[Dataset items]

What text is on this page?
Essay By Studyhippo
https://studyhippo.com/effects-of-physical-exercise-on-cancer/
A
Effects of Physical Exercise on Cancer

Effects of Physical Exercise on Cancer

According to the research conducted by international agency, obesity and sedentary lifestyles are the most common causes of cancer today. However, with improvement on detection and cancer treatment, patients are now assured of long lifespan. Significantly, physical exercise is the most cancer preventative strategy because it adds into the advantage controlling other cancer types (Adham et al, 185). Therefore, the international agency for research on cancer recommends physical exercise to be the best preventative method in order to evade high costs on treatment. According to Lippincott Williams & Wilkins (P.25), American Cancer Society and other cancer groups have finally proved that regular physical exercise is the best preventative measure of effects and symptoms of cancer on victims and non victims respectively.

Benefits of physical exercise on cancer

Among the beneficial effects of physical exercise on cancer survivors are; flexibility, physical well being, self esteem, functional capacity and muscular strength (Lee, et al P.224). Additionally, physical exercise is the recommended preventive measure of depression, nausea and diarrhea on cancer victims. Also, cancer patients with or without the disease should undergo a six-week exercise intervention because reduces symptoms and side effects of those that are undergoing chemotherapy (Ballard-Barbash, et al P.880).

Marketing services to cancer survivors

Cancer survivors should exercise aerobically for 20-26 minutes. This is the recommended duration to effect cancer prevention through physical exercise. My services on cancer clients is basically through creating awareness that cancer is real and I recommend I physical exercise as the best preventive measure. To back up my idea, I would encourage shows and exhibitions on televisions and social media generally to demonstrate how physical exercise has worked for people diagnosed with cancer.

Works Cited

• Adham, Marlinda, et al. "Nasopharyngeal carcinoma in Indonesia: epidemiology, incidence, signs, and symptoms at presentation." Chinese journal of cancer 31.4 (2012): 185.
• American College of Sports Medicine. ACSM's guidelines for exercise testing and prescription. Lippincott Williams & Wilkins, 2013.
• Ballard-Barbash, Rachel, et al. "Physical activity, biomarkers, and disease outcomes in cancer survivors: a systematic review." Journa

[ASSIGNED TASK] The response should be every record above restated exactly.

[TASK ANSWER]
What text is on this page?
Essay By Studyhippo
https://studyhippo.com/effects-of-physical-exercise-on-cancer/
A
Effects of Physical Exercise on Cancer

Effects of Physical Exercise on Cancer

According to the research conducted by international agency, obesity and sedentary lifestyles are the most common causes of cancer today. However, with improvement on detection and cancer treatment, patients are now assured of long lifespan. Significantly, physical exercise is the most cancer preventative strategy because it adds into the advantage controlling other cancer types (Adham et al, 185). Therefore, the international agency for research on cancer recommends physical exercise to be the best preventative method in order to evade high costs on treatment. According to Lippincott Williams & Wilkins (P.25), American Cancer Society and other cancer groups have finally proved that regular physical exercise is the best preventative measure of effects and symptoms of cancer on victims and non victims respectively.

Benefits of physical exercise on cancer

Among the beneficial effects of physical exercise on cancer survivors are; flexibility, physical well being, self esteem, functional capacity and muscular strength (Lee, et al P.224). Additionally, physical exercise is the recommended preventive measure of depression, nausea and diarrhea on cancer victims. Also, cancer patients with or without the disease should undergo a six-week exercise intervention because reduces symptoms and side effects of those that are undergoing chemotherapy (Ballard-Barbash, et al P.880).

Marketing services to cancer survivors

Cancer survivors should exercise aerobically for 20-26 minutes. This is the recommended duration to effect cancer prevention through physical exercise. My services on cancer clients is basically through creating awareness that cancer is real and I recommend I physical exercise as the best preventive measure. To back up my idea, I would encourage shows and exhibitions on televisions and social media generally to demonstrate how physical exercise has worked for people diagnosed with cancer.

Works Cited

• Adham, Marlinda, et al. "Nasopharyngeal carcinoma in Indonesia: epidemiology, incidence, signs, and symptoms at presentation." Chinese journal of cancer 31.4 (2012): 185.
• American College of Sports Medicine. ACSM's guidelines for exercise testing and prescription. Lippincott Williams & Wilkins, 2013.
• Ballard-Barbash, Rachel, et al. "Physical activity, biomarkers, and disease outcomes in cancer survivors: a systematic review." Journa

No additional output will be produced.